> Record excerpts
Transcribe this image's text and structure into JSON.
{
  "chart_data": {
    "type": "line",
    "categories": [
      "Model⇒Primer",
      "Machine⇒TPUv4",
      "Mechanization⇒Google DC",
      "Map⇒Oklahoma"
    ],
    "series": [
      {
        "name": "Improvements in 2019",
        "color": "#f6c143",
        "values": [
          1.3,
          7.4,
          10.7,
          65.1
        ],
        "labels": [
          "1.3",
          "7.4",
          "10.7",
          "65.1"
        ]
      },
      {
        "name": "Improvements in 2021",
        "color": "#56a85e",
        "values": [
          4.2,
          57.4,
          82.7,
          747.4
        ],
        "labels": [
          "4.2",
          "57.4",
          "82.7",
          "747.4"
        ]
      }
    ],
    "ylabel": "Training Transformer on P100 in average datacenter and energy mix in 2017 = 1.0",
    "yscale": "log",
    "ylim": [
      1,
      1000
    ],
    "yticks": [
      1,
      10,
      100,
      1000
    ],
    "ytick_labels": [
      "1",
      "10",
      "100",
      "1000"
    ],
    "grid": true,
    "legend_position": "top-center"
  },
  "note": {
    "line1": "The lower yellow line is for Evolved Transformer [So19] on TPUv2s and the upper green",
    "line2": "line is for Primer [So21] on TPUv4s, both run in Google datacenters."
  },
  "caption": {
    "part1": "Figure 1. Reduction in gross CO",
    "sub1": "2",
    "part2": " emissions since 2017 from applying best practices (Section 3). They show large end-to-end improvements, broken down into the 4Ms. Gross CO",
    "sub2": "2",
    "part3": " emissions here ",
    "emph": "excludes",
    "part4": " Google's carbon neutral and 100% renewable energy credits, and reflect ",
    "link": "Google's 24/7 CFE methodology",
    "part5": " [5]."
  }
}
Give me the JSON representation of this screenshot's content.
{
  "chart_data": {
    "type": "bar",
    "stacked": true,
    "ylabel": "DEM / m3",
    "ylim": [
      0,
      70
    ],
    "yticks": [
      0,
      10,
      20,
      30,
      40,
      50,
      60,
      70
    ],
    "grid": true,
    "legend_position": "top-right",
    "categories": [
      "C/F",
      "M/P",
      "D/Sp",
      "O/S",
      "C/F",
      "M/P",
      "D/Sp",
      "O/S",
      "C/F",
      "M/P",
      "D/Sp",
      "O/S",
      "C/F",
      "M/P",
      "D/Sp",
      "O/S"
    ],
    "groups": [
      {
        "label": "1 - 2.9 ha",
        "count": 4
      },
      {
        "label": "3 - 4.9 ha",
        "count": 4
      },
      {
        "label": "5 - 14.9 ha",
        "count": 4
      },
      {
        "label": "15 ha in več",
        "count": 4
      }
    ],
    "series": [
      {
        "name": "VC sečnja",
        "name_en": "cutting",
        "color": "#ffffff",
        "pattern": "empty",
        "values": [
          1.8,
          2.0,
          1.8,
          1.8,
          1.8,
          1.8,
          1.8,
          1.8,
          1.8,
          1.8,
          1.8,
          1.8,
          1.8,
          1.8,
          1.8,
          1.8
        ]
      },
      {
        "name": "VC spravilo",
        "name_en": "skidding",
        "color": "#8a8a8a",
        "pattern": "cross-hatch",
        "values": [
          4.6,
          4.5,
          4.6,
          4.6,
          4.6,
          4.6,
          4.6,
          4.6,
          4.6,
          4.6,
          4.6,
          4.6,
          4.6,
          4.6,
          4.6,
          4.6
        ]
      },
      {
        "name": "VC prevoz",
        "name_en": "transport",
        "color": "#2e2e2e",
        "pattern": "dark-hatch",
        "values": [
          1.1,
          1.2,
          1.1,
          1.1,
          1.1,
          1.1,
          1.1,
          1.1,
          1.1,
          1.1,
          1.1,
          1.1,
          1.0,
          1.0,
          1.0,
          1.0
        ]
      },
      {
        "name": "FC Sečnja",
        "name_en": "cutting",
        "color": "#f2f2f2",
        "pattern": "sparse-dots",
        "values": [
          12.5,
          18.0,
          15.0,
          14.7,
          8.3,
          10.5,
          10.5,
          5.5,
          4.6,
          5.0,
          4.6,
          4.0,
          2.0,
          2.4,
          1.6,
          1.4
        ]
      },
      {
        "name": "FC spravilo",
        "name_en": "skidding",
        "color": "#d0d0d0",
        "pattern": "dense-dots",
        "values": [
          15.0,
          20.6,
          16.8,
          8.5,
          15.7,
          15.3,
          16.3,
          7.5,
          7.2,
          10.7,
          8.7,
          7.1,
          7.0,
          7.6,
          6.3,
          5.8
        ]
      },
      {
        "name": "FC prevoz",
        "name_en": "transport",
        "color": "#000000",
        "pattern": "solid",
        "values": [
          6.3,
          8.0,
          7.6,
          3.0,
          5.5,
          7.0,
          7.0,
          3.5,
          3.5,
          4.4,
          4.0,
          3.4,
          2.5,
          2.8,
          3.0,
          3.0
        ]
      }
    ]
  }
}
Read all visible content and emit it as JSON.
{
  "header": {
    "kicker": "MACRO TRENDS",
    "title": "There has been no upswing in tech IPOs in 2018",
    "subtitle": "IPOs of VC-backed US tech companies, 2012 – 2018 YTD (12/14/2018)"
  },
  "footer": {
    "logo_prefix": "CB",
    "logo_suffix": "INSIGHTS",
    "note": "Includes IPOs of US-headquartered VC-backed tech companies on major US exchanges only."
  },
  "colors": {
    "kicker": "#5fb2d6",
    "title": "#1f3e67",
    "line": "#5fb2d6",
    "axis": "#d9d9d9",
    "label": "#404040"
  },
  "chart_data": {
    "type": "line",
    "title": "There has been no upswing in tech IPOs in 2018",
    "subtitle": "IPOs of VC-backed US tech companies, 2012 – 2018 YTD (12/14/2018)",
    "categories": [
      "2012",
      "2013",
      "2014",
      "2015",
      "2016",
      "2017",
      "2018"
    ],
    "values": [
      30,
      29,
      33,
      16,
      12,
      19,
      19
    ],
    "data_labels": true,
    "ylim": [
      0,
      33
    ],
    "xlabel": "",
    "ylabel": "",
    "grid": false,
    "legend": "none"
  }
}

> Problem to work on
In the records above, find each line that holds the word "energy"; copy all such lines.

> Result for this exercise
    "ylabel": "Training Transformer on P100 in average datacenter and energy mix in 2017 = 1.0",
    "part4": " Google's carbon neutral and 100% renewable energy credits, and reflect ",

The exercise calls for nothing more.